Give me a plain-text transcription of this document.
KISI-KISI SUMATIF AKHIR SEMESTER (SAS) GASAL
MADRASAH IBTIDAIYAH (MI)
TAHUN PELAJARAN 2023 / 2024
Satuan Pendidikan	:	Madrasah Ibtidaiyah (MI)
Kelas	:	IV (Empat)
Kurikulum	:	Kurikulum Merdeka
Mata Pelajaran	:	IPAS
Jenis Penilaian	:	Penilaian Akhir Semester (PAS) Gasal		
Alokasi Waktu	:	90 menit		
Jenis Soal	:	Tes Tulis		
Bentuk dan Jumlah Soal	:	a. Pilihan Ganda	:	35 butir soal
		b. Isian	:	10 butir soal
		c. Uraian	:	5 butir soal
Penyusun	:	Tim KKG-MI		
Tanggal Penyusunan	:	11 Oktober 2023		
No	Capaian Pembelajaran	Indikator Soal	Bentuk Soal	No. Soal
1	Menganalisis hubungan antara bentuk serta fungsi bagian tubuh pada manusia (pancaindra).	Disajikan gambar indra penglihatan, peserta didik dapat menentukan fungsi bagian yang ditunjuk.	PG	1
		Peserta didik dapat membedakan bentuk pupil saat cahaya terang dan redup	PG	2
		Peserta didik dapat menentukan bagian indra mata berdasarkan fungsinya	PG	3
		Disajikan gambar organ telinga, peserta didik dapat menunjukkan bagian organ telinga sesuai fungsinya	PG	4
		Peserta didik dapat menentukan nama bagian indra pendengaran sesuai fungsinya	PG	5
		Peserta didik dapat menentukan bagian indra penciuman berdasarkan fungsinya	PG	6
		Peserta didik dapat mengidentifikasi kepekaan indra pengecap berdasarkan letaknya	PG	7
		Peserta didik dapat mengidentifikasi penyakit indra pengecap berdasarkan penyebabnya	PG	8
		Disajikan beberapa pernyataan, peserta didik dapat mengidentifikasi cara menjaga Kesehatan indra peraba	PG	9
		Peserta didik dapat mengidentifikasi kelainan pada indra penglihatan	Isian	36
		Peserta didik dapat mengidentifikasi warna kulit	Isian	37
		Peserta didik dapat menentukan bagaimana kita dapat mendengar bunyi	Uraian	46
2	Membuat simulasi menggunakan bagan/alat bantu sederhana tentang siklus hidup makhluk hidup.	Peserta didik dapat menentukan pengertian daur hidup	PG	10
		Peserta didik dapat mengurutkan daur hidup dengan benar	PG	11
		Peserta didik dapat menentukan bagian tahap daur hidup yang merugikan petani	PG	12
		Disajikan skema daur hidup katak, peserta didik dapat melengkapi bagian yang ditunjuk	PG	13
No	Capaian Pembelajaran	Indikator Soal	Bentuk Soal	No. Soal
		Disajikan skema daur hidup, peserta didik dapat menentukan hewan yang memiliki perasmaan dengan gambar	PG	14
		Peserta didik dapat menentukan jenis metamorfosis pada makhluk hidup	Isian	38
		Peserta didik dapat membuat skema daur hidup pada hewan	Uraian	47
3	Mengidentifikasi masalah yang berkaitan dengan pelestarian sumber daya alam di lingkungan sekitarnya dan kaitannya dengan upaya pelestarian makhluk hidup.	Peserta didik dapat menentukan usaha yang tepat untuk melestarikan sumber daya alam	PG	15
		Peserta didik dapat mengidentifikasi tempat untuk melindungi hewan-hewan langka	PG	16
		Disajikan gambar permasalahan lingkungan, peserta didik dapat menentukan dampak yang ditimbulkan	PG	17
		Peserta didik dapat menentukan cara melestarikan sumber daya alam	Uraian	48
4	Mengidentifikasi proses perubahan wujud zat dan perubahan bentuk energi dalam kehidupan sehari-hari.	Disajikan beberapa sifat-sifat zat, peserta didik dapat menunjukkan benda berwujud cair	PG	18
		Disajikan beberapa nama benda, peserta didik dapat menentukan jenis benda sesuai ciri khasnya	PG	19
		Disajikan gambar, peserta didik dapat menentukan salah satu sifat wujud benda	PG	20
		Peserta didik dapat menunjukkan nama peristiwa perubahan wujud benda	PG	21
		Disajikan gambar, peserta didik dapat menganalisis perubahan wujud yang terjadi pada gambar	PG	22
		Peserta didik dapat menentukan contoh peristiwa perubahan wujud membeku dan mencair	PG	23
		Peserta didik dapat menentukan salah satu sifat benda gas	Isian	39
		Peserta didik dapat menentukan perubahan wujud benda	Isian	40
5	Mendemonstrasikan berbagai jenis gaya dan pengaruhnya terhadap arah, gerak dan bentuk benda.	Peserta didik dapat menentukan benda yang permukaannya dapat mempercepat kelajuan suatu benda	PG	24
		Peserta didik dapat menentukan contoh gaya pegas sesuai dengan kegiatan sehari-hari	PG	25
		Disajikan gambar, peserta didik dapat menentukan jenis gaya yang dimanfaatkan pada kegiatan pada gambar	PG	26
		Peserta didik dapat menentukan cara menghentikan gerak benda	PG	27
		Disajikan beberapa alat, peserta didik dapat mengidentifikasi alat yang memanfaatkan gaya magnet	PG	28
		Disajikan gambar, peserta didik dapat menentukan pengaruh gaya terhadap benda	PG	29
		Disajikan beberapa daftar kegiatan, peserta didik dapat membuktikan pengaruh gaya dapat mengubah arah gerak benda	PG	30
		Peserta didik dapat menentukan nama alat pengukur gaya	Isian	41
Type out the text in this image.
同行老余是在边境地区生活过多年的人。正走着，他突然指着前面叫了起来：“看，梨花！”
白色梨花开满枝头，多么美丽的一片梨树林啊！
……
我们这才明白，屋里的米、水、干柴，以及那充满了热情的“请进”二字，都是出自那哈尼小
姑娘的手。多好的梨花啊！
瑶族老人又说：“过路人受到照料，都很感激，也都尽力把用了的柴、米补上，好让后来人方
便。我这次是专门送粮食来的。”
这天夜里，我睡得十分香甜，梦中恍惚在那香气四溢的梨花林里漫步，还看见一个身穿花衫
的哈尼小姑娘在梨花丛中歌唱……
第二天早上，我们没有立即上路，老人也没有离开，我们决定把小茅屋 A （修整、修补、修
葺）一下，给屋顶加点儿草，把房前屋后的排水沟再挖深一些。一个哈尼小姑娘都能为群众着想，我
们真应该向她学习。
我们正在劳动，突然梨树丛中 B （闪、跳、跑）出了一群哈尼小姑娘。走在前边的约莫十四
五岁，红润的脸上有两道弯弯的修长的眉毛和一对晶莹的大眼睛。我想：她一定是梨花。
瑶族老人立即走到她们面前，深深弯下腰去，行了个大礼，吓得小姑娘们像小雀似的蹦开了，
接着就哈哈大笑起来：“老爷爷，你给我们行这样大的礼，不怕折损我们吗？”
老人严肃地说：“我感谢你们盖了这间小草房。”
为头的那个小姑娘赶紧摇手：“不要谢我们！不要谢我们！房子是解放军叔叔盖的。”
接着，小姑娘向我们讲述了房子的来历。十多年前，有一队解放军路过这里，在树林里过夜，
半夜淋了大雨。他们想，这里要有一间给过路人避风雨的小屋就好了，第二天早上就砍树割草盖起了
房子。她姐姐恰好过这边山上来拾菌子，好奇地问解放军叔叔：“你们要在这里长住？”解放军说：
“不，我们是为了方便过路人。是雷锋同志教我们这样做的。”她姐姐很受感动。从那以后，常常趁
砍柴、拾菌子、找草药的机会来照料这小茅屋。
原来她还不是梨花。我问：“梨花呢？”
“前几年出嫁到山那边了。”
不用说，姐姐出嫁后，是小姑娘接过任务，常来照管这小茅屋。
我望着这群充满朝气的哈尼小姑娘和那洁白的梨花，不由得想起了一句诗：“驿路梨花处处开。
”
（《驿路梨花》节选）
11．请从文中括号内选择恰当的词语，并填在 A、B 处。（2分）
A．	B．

########

_Challenge_.
Everything from the line that contains "Type out the text in this image." through the end of the records must be duplicated exactly, and nothing outside that range.

_Full answer_.
Type out the text in this image.
同行老余是在边境地区生活过多年的人。正走着，他突然指着前面叫了起来：“看，梨花！”
白色梨花开满枝头，多么美丽的一片梨树林啊！
……
我们这才明白，屋里的米、水、干柴，以及那充满了热情的“请进”二字，都是出自那哈尼小
姑娘的手。多好的梨花啊！
瑶族老人又说：“过路人受到照料，都很感激，也都尽力把用了的柴、米补上，好让后来人方
便。我这次是专门送粮食来的。”
这天夜里，我睡得十分香甜，梦中恍惚在那香气四溢的梨花林里漫步，还看见一个身穿花衫
的哈尼小姑娘在梨花丛中歌唱……
第二天早上，我们没有立即上路，老人也没有离开，我们决定把小茅屋 A （修整、修补、修
葺）一下，给屋顶加点儿草，把房前屋后的排水沟再挖深一些。一个哈尼小姑娘都能为群众着想，我
们真应该向她学习。
我们正在劳动，突然梨树丛中 B （闪、跳、跑）出了一群哈尼小姑娘。走在前边的约莫十四
五岁，红润的脸上有两道弯弯的修长的眉毛和一对晶莹的大眼睛。我想：她一定是梨花。
瑶族老人立即走到她们面前，深深弯下腰去，行了个大礼，吓得小姑娘们像小雀似的蹦开了，
接着就哈哈大笑起来：“老爷爷，你给我们行这样大的礼，不怕折损我们吗？”
老人严肃地说：“我感谢你们盖了这间小草房。”
为头的那个小姑娘赶紧摇手：“不要谢我们！不要谢我们！房子是解放军叔叔盖的。”
接着，小姑娘向我们讲述了房子的来历。十多年前，有一队解放军路过这里，在树林里过夜，
半夜淋了大雨。他们想，这里要有一间给过路人避风雨的小屋就好了，第二天早上就砍树割草盖起了
房子。她姐姐恰好过这边山上来拾菌子，好奇地问解放军叔叔：“你们要在这里长住？”解放军说：
“不，我们是为了方便过路人。是雷锋同志教我们这样做的。”她姐姐很受感动。从那以后，常常趁
砍柴、拾菌子、找草药的机会来照料这小茅屋。
原来她还不是梨花。我问：“梨花呢？”
“前几年出嫁到山那边了。”
不用说，姐姐出嫁后，是小姑娘接过任务，常来照管这小茅屋。
我望着这群充满朝气的哈尼小姑娘和那洁白的梨花，不由得想起了一句诗：“驿路梨花处处开。
”
（《驿路梨花》节选）
11．请从文中括号内选择恰当的词语，并填在 A、B 处。（2分）
A．	B．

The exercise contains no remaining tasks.